**TASK**
Copy out all of the data exactly as it appears.

**MATERIAL SUPPLIED**
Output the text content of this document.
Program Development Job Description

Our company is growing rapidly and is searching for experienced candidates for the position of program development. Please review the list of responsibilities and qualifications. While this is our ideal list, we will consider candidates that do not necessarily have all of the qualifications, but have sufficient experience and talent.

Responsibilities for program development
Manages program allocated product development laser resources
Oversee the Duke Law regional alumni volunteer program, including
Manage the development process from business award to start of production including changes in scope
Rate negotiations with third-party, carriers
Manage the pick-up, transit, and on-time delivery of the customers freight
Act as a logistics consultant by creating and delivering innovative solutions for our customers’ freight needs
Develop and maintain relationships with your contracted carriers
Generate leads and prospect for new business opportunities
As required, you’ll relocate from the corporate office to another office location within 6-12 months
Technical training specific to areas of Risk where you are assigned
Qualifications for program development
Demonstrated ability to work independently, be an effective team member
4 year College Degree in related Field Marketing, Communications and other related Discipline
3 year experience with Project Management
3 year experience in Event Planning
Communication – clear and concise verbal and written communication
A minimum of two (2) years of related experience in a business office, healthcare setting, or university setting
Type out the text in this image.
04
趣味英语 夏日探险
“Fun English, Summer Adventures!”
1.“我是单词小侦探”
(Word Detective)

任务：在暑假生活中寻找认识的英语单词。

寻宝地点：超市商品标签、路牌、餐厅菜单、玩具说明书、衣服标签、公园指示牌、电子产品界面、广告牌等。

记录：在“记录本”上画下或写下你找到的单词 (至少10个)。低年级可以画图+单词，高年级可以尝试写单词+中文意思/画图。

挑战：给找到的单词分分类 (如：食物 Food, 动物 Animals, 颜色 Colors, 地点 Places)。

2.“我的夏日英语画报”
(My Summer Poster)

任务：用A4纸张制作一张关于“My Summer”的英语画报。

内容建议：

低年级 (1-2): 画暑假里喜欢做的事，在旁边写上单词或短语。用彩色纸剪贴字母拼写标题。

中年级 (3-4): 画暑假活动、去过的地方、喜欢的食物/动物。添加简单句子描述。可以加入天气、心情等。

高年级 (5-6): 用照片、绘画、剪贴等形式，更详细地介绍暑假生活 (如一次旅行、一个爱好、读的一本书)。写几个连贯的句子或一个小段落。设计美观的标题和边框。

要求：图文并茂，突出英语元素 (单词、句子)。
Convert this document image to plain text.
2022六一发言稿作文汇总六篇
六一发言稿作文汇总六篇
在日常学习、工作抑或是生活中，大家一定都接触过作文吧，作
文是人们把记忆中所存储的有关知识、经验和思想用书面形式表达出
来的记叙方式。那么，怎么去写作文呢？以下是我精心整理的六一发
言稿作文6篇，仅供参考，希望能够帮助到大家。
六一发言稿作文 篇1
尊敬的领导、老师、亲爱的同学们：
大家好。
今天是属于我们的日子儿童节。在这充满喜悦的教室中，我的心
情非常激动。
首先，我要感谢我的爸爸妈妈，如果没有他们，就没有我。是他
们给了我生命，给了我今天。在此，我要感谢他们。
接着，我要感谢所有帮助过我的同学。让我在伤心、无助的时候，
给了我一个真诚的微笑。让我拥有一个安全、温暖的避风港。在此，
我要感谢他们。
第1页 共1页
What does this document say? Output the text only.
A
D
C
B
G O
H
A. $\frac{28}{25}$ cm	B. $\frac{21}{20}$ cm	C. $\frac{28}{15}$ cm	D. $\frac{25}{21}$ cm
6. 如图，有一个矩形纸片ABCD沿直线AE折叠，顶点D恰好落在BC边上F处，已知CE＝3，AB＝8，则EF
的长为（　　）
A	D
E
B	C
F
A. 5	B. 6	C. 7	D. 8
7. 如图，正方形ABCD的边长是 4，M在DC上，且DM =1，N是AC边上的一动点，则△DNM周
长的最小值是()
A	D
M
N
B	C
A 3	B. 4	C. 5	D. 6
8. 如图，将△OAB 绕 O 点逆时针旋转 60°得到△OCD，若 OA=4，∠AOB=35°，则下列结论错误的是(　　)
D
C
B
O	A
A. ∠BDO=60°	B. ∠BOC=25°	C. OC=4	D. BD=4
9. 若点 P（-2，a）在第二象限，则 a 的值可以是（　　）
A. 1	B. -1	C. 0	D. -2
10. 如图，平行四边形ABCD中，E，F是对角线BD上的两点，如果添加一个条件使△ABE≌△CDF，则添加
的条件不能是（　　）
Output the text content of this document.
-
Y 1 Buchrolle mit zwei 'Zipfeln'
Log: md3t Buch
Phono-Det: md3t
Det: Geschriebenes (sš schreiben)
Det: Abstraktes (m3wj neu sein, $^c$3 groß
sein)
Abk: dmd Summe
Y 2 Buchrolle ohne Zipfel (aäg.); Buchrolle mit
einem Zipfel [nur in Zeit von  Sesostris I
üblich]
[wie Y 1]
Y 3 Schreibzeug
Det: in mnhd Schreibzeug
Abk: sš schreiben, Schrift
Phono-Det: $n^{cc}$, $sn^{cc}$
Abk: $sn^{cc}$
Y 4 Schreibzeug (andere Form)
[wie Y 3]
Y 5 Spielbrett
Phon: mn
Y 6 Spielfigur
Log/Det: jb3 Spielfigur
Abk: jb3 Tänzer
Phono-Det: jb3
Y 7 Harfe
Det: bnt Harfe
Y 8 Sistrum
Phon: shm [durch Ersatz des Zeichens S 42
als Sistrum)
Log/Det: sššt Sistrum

**TASK SOLUTION**
Output the text content of this document.
Program Development Job Description

Our company is growing rapidly and is searching for experienced candidates for the position of program development. Please review the list of responsibilities and qualifications. While this is our ideal list, we will consider candidates that do not necessarily have all of the qualifications, but have sufficient experience and talent.

Responsibilities for program development
Manages program allocated product development laser resources
Oversee the Duke Law regional alumni volunteer program, including
Manage the development process from business award to start of production including changes in scope
Rate negotiations with third-party, carriers
Manage the pick-up, transit, and on-time delivery of the customers freight
Act as a logistics consultant by creating and delivering innovative solutions for our customers’ freight needs
Develop and maintain relationships with your contracted carriers
Generate leads and prospect for new business opportunities
As required, you’ll relocate from the corporate office to another office location within 6-12 months
Technical training specific to areas of Risk where you are assigned
Qualifications for program development
Demonstrated ability to work independently, be an effective team member
4 year College Degree in related Field Marketing, Communications and other related Discipline
3 year experience with Project Management
3 year experience in Event Planning
Communication – clear and concise verbal and written communication
A minimum of two (2) years of related experience in a business office, healthcare setting, or university setting
Type out the text in this image.
04
趣味英语 夏日探险
“Fun English, Summer Adventures!”
1.“我是单词小侦探”
(Word Detective)

任务：在暑假生活中寻找认识的英语单词。

寻宝地点：超市商品标签、路牌、餐厅菜单、玩具说明书、衣服标签、公园指示牌、电子产品界面、广告牌等。

记录：在“记录本”上画下或写下你找到的单词 (至少10个)。低年级可以画图+单词，高年级可以尝试写单词+中文意思/画图。

挑战：给找到的单词分分类 (如：食物 Food, 动物 Animals, 颜色 Colors, 地点 Places)。

2.“我的夏日英语画报”
(My Summer Poster)

任务：用A4纸张制作一张关于“My Summer”的英语画报。

内容建议：

低年级 (1-2): 画暑假里喜欢做的事，在旁边写上单词或短语。用彩色纸剪贴字母拼写标题。

中年级 (3-4): 画暑假活动、去过的地方、喜欢的食物/动物。添加简单句子描述。可以加入天气、心情等。

高年级 (5-6): 用照片、绘画、剪贴等形式，更详细地介绍暑假生活 (如一次旅行、一个爱好、读的一本书)。写几个连贯的句子或一个小段落。设计美观的标题和边框。

要求：图文并茂，突出英语元素 (单词、句子)。
Convert this document image to plain text.
2022六一发言稿作文汇总六篇
六一发言稿作文汇总六篇
在日常学习、工作抑或是生活中，大家一定都接触过作文吧，作
文是人们把记忆中所存储的有关知识、经验和思想用书面形式表达出
来的记叙方式。那么，怎么去写作文呢？以下是我精心整理的六一发
言稿作文6篇，仅供参考，希望能够帮助到大家。
六一发言稿作文 篇1
尊敬的领导、老师、亲爱的同学们：
大家好。
今天是属于我们的日子儿童节。在这充满喜悦的教室中，我的心
情非常激动。
首先，我要感谢我的爸爸妈妈，如果没有他们，就没有我。是他
们给了我生命，给了我今天。在此，我要感谢他们。
接着，我要感谢所有帮助过我的同学。让我在伤心、无助的时候，
给了我一个真诚的微笑。让我拥有一个安全、温暖的避风港。在此，
我要感谢他们。
第1页 共1页
What does this document say? Output the text only.
A
D
C
B
G O
H
A. $\frac{28}{25}$ cm	B. $\frac{21}{20}$ cm	C. $\frac{28}{15}$ cm	D. $\frac{25}{21}$ cm
6. 如图，有一个矩形纸片ABCD沿直线AE折叠，顶点D恰好落在BC边上F处，已知CE＝3，AB＝8，则EF
的长为（　　）
A	D
E
B	C
F
A. 5	B. 6	C. 7	D. 8
7. 如图，正方形ABCD的边长是 4，M在DC上，且DM =1，N是AC边上的一动点，则△DNM周
长的最小值是()
A	D
M
N
B	C
A 3	B. 4	C. 5	D. 6
8. 如图，将△OAB 绕 O 点逆时针旋转 60°得到△OCD，若 OA=4，∠AOB=35°，则下列结论错误的是(　　)
D
C
B
O	A
A. ∠BDO=60°	B. ∠BOC=25°	C. OC=4	D. BD=4
9. 若点 P（-2，a）在第二象限，则 a 的值可以是（　　）
A. 1	B. -1	C. 0	D. -2
10. 如图，平行四边形ABCD中，E，F是对角线BD上的两点，如果添加一个条件使△ABE≌△CDF，则添加
的条件不能是（　　）
Output the text content of this document.
-
Y 1 Buchrolle mit zwei 'Zipfeln'
Log: md3t Buch
Phono-Det: md3t
Det: Geschriebenes (sš schreiben)
Det: Abstraktes (m3wj neu sein, $^c$3 groß
sein)
Abk: dmd Summe
Y 2 Buchrolle ohne Zipfel (aäg.); Buchrolle mit
einem Zipfel [nur in Zeit von  Sesostris I
üblich]
[wie Y 1]
Y 3 Schreibzeug
Det: in mnhd Schreibzeug
Abk: sš schreiben, Schrift
Phono-Det: $n^{cc}$, $sn^{cc}$
Abk: $sn^{cc}$
Y 4 Schreibzeug (andere Form)
[wie Y 3]
Y 5 Spielbrett
Phon: mn
Y 6 Spielfigur
Log/Det: jb3 Spielfigur
Abk: jb3 Tänzer
Phono-Det: jb3
Y 7 Harfe
Det: bnt Harfe
Y 8 Sistrum
Phon: shm [durch Ersatz des Zeichens S 42
als Sistrum)
Log/Det: sššt Sistrum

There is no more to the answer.